Katie Byrne: At Christmas, it's the little things that send you over the edge, from the wonky tree to the in-laws
The world is divided into two types of people: those who giddily tune into Christmas FM on November 28 of each year; and those who lose the will to live when they hear Mariah Carey explaining that she doesn't want a lot for Christmas for the third time that day.
The latter group are often stereotyped as joyless, parsimonious 'bah humbugs', but UK-based clinical psychologist Linda Blair is of an entirely different opinion. She reckons they're just being mindful of their mental health.
Speaking to Sky News last week, Blair explained that shops playing Christmas songs repeatedly "might make us feel that we're trapped".
"It's a reminder that we have to buy presents, cater for people, organise celebrations," she said. "Some people will react to that by making impulse purchases, which the retailer likes. Others might just walk out of the shop. It's a risk."
Relentless Christmas music is all well and good if you're one of those jingle-jangling Christmas lovers who disappears down a candy-cane-coloured rabbit hole at the beginning of December and doesn't resurface until mid-January.
If, however, you're the type of person who doesn't actually "wish it could be Christmas everyday", well then the annual sonic assault of Wizzard, Wham!, Crosby and Sinatra can start to grate.
"Music goes right to our emotions immediately and it bypasses rationality," added Blair. "[So] Christmas music is likely to irritate people if it's played too loudly and too early."

Records from a data source:
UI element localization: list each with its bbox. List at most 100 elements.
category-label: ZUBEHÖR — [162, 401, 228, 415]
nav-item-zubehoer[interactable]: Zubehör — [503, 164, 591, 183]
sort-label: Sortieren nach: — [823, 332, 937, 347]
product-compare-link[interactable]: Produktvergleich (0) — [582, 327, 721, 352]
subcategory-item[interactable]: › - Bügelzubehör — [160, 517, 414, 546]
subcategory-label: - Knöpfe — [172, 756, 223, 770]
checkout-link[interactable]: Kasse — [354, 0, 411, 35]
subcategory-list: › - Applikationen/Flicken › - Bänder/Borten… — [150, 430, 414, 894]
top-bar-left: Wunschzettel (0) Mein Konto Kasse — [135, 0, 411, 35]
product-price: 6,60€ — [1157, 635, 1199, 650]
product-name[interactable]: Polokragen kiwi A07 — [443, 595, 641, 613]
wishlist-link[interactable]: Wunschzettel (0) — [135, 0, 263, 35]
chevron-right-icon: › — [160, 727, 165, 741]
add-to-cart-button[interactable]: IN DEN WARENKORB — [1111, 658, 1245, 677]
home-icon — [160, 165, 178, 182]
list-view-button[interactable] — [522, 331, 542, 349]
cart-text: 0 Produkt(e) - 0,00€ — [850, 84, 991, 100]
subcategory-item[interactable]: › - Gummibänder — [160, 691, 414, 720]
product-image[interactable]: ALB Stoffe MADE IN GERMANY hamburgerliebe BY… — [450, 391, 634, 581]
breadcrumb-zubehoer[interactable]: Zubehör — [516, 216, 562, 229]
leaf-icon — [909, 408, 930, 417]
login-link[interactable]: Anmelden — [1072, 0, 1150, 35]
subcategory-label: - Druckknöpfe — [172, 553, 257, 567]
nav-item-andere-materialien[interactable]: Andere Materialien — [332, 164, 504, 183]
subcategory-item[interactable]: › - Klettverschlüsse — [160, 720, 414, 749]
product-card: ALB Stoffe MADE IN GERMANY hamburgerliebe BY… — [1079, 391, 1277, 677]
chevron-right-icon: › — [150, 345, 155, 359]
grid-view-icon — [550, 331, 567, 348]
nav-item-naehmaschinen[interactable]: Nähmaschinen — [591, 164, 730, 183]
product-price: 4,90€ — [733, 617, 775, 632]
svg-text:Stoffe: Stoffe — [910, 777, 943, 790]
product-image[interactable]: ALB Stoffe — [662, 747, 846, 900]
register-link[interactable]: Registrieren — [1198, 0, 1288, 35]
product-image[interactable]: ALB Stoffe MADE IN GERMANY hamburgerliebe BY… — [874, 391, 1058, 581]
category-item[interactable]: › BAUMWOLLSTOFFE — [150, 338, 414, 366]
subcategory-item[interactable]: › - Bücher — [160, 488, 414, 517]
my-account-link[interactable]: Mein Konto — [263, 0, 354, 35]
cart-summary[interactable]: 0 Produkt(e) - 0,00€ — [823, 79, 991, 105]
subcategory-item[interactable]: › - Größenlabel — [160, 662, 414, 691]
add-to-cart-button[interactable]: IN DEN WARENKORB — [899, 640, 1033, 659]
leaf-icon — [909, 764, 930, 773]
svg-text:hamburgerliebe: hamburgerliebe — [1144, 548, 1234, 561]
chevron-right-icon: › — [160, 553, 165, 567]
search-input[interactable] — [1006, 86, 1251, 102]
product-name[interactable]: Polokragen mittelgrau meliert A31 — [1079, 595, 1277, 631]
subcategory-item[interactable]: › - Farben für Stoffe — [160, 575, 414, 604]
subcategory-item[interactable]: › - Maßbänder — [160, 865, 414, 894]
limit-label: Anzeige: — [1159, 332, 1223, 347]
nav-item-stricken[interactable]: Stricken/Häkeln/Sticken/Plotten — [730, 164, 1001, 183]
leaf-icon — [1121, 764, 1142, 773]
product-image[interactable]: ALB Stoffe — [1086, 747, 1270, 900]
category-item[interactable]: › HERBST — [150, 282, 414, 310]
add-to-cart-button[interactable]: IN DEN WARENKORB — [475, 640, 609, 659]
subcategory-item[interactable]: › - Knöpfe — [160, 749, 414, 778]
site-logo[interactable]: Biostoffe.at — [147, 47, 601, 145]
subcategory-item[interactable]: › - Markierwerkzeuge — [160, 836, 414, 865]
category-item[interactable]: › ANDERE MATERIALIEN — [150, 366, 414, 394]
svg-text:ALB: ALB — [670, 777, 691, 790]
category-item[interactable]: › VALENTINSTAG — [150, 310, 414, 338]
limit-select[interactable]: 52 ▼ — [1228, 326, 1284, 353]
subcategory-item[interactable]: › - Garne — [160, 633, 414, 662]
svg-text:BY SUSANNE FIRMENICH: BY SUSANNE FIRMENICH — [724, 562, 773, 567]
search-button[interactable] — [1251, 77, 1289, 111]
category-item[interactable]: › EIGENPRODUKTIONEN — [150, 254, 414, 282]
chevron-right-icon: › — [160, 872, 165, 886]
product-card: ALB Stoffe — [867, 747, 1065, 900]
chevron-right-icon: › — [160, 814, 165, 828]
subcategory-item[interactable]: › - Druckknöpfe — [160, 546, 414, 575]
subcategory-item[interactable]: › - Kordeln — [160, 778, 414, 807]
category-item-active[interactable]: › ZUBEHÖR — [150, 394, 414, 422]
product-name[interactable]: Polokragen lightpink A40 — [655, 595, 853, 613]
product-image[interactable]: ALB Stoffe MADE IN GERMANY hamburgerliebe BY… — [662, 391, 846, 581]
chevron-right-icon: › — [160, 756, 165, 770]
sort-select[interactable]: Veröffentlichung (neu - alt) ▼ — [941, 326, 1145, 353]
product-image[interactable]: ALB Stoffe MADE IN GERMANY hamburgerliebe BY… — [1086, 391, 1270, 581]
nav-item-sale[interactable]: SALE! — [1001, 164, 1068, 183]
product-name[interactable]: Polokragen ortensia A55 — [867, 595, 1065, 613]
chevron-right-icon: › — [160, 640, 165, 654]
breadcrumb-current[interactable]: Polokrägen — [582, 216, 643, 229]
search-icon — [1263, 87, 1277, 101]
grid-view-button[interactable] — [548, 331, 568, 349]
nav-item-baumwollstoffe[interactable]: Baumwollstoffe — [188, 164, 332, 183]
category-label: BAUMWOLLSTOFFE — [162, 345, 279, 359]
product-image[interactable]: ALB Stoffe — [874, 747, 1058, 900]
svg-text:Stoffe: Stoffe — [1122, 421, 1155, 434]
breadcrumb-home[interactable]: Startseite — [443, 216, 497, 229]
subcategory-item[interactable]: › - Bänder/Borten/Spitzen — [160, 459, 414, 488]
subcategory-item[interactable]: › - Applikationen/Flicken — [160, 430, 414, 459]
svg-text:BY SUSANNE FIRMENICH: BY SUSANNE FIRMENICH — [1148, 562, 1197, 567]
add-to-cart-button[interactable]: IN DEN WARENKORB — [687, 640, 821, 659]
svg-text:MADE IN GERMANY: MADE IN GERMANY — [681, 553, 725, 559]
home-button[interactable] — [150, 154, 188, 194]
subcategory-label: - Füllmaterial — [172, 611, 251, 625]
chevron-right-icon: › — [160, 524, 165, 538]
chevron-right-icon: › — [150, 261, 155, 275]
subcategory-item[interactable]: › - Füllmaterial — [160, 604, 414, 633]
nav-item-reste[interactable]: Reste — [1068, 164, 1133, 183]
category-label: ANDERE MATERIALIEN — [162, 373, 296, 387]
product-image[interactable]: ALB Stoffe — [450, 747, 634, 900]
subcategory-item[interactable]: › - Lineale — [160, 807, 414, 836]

INSTRUCTIONS:
A. In the article on Christmas music, quote the part that opens with the words containing "The latter group" and closes with "resurface until mid-January.".
B. In the article on Christmas music, which news outlet was Linda Blair speaking to when she explained that repeated Christmas songs in shops might make us feel trapped?
C. Render this sentence from the article on Christmas music in French: "Music goes right to our emotions immediately and it bypasses rationality," added Blair.

SOLVED PROBLEMS:
A.
The latter group are often stereotyped as joyless, parsimonious 'bah humbugs', but UK-based clinical psychologist Linda Blair is of an entirely different opinion. She reckons they're just being mindful of their mental health.
Speaking to Sky News last week, Blair explained that shops playing Christmas songs repeatedly "might make us feel that we're trapped".
"It's a reminder that we have to buy presents, cater for people, organise celebrations," she said. "Some people will react to that by making impulse purchases, which the retailer likes. Others might just walk out of the shop. It's a risk."
Relentless Christmas music is all well and good if you're one of those jingle-jangling Christmas lovers who disappears down a candy-cane-coloured rabbit hole at the beginning of December and doesn't resurface until mid-January.

B. Sky News

C. « La musique va droit à nos émotions, immédiatement, et elle contourne la rationalité », a ajouté Blair.